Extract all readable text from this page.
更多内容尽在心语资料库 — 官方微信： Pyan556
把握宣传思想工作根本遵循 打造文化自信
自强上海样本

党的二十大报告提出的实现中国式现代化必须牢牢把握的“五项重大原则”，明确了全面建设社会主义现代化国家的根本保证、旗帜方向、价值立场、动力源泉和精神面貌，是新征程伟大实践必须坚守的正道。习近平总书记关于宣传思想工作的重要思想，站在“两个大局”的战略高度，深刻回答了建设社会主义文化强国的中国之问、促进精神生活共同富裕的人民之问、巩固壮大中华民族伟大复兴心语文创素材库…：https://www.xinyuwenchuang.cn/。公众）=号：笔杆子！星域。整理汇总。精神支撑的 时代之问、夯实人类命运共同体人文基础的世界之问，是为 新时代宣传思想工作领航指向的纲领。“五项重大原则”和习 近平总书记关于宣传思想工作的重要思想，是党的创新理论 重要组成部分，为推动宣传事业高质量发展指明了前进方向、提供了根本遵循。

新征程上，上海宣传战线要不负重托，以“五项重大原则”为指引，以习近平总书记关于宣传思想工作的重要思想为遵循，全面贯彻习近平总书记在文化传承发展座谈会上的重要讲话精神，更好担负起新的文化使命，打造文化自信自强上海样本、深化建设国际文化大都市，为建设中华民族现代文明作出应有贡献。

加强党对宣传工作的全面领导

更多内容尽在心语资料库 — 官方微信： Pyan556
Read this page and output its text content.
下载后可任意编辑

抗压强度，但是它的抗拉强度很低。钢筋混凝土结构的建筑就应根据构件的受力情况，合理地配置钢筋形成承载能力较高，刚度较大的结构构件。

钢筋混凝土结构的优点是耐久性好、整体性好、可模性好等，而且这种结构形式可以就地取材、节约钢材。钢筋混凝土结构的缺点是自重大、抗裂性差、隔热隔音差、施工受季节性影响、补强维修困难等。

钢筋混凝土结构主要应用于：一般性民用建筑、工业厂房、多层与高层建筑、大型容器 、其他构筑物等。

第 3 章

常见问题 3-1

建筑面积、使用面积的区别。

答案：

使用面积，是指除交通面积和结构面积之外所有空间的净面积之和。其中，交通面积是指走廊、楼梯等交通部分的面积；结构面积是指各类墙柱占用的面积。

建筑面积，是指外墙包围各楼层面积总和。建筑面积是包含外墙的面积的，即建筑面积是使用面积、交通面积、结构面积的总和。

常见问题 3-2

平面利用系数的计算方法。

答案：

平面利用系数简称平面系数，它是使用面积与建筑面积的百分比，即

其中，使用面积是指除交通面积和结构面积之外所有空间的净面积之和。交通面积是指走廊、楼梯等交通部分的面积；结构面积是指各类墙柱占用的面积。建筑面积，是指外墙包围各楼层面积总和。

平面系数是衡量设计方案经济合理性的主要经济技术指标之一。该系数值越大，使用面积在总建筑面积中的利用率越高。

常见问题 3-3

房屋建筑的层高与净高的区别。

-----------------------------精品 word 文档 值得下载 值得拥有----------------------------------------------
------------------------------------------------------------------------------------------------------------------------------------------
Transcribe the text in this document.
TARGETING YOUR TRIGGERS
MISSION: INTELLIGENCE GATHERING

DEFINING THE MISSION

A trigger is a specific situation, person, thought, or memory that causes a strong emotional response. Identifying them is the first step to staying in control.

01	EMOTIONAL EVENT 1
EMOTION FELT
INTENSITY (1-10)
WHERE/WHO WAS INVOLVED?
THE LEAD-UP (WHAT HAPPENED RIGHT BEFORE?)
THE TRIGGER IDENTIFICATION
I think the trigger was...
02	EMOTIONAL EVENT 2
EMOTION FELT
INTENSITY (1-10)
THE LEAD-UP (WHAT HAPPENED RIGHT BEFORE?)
########################################
Exercise instructions: Go through the listing above and restate it word for word.

Answer to the task:
Extract all readable text from this page.
更多内容尽在心语资料库 — 官方微信： Pyan556
把握宣传思想工作根本遵循 打造文化自信
自强上海样本

党的二十大报告提出的实现中国式现代化必须牢牢把握的“五项重大原则”，明确了全面建设社会主义现代化国家的根本保证、旗帜方向、价值立场、动力源泉和精神面貌，是新征程伟大实践必须坚守的正道。习近平总书记关于宣传思想工作的重要思想，站在“两个大局”的战略高度，深刻回答了建设社会主义文化强国的中国之问、促进精神生活共同富裕的人民之问、巩固壮大中华民族伟大复兴心语文创素材库…：https://www.xinyuwenchuang.cn/。公众）=号：笔杆子！星域。整理汇总。精神支撑的 时代之问、夯实人类命运共同体人文基础的世界之问，是为 新时代宣传思想工作领航指向的纲领。“五项重大原则”和习 近平总书记关于宣传思想工作的重要思想，是党的创新理论 重要组成部分，为推动宣传事业高质量发展指明了前进方向、提供了根本遵循。

新征程上，上海宣传战线要不负重托，以“五项重大原则”为指引，以习近平总书记关于宣传思想工作的重要思想为遵循，全面贯彻习近平总书记在文化传承发展座谈会上的重要讲话精神，更好担负起新的文化使命，打造文化自信自强上海样本、深化建设国际文化大都市，为建设中华民族现代文明作出应有贡献。

加强党对宣传工作的全面领导

更多内容尽在心语资料库 — 官方微信： Pyan556
Read this page and output its text content.
下载后可任意编辑

抗压强度，但是它的抗拉强度很低。钢筋混凝土结构的建筑就应根据构件的受力情况，合理地配置钢筋形成承载能力较高，刚度较大的结构构件。

钢筋混凝土结构的优点是耐久性好、整体性好、可模性好等，而且这种结构形式可以就地取材、节约钢材。钢筋混凝土结构的缺点是自重大、抗裂性差、隔热隔音差、施工受季节性影响、补强维修困难等。

钢筋混凝土结构主要应用于：一般性民用建筑、工业厂房、多层与高层建筑、大型容器 、其他构筑物等。

第 3 章

常见问题 3-1

建筑面积、使用面积的区别。

答案：

使用面积，是指除交通面积和结构面积之外所有空间的净面积之和。其中，交通面积是指走廊、楼梯等交通部分的面积；结构面积是指各类墙柱占用的面积。

建筑面积，是指外墙包围各楼层面积总和。建筑面积是包含外墙的面积的，即建筑面积是使用面积、交通面积、结构面积的总和。

常见问题 3-2

平面利用系数的计算方法。

答案：

平面利用系数简称平面系数，它是使用面积与建筑面积的百分比，即

其中，使用面积是指除交通面积和结构面积之外所有空间的净面积之和。交通面积是指走廊、楼梯等交通部分的面积；结构面积是指各类墙柱占用的面积。建筑面积，是指外墙包围各楼层面积总和。

平面系数是衡量设计方案经济合理性的主要经济技术指标之一。该系数值越大，使用面积在总建筑面积中的利用率越高。

常见问题 3-3

房屋建筑的层高与净高的区别。

-----------------------------精品 word 文档 值得下载 值得拥有----------------------------------------------
------------------------------------------------------------------------------------------------------------------------------------------
Transcribe the text in this document.
TARGETING YOUR TRIGGERS
MISSION: INTELLIGENCE GATHERING

DEFINING THE MISSION

A trigger is a specific situation, person, thought, or memory that causes a strong emotional response. Identifying them is the first step to staying in control.

01	EMOTIONAL EVENT 1
EMOTION FELT
INTENSITY (1-10)
WHERE/WHO WAS INVOLVED?
THE LEAD-UP (WHAT HAPPENED RIGHT BEFORE?)
THE TRIGGER IDENTIFICATION
I think the trigger was...
02	EMOTIONAL EVENT 2
EMOTION FELT
INTENSITY (1-10)
THE LEAD-UP (WHAT HAPPENED RIGHT BEFORE?)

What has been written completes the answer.